### DATA LINES

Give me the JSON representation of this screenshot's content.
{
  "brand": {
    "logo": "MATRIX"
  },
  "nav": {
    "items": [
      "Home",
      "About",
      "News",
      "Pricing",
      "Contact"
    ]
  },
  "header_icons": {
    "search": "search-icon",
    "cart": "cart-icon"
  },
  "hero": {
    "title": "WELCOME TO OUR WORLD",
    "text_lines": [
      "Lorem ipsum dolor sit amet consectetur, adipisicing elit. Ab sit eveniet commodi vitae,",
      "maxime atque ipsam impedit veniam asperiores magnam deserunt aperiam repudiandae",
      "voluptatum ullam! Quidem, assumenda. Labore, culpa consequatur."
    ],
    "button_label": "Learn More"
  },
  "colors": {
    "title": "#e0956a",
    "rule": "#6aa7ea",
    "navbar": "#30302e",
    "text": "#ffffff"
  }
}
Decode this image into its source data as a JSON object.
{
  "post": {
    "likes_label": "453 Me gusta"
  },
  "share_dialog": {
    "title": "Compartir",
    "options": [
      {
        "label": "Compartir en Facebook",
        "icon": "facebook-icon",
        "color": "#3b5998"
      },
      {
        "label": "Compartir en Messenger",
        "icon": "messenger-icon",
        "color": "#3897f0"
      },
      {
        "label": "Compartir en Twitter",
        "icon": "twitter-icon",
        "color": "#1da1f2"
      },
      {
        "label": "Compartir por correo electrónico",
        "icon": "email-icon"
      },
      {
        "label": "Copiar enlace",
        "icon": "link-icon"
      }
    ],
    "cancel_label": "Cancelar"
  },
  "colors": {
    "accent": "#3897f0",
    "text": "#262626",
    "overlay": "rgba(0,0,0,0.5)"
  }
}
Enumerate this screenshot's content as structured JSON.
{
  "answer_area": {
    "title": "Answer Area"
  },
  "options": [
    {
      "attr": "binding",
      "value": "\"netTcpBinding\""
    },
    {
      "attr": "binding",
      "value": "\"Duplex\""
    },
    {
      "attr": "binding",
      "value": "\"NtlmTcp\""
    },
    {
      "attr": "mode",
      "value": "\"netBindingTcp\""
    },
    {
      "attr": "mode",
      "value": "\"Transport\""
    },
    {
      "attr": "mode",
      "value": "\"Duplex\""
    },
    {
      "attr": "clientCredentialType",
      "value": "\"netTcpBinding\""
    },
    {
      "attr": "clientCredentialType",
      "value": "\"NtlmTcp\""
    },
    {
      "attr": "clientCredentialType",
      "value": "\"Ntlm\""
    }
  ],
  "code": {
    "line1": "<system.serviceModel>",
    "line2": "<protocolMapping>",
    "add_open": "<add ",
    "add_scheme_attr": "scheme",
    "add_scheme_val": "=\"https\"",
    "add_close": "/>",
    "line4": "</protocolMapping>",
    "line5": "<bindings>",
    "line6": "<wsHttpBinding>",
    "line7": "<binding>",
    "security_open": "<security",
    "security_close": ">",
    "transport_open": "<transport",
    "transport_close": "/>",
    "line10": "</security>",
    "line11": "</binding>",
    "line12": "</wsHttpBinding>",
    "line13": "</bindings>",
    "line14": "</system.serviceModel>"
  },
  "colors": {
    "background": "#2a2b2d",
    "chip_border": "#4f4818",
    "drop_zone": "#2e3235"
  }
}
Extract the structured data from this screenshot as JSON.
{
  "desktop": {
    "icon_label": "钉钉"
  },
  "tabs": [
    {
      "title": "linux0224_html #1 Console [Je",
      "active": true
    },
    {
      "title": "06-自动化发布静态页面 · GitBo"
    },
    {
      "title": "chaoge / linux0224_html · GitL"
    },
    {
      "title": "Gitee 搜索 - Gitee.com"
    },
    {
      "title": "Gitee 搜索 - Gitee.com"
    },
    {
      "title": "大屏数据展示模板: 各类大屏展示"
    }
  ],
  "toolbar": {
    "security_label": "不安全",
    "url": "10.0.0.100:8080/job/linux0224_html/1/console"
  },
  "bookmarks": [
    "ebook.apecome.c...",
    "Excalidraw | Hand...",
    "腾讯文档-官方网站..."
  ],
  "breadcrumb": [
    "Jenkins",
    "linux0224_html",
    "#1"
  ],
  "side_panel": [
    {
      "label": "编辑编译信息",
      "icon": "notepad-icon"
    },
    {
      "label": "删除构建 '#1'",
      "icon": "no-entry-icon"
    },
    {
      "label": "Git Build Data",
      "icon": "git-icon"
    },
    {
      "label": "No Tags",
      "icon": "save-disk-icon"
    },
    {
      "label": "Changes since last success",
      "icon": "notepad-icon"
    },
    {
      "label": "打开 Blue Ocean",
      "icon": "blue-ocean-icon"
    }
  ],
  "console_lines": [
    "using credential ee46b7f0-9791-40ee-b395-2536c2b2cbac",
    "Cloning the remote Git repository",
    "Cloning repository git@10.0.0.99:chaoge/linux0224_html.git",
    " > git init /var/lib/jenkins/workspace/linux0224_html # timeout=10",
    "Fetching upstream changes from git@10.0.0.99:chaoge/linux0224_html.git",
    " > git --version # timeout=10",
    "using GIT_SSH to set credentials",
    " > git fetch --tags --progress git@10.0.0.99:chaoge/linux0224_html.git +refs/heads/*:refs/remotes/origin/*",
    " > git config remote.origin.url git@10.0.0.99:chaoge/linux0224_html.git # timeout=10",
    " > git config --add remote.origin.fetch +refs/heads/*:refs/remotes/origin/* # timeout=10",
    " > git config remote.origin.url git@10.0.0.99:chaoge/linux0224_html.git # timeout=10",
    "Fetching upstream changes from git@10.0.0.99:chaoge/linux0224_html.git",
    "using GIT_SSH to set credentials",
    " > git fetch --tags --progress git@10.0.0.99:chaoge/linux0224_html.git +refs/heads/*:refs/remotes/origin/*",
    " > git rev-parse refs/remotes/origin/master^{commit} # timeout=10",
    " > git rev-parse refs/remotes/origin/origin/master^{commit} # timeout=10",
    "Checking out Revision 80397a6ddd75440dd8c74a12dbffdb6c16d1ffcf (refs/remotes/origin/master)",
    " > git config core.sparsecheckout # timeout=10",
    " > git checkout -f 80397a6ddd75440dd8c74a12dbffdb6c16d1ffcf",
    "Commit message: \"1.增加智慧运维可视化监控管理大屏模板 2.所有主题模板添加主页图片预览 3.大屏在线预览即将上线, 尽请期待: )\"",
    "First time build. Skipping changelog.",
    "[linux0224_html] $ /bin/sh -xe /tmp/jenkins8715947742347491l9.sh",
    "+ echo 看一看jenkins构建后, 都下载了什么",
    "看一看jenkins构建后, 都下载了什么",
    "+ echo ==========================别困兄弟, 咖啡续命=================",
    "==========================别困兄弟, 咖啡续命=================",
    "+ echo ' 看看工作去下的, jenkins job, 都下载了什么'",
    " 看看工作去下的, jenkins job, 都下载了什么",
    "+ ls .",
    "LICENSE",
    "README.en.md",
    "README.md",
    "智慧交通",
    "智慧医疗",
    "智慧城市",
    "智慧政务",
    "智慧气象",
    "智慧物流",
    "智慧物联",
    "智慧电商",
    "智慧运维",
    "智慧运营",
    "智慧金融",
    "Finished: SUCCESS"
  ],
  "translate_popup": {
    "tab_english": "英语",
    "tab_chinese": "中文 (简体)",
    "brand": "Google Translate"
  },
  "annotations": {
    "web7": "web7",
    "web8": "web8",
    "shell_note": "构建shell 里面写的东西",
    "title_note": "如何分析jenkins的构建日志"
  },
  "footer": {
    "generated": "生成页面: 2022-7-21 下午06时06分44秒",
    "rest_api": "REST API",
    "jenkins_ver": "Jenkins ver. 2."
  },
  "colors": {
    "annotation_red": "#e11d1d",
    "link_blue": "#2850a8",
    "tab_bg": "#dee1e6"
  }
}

######

TASK DIRECTIONS: Pull out every line of the records that includes the string "Cloning".

OUTPUT OF THE EXERCISE:
    "Cloning the remote Git repository",
    "Cloning repository git@10.0.0.99:chaoge/linux0224_html.git",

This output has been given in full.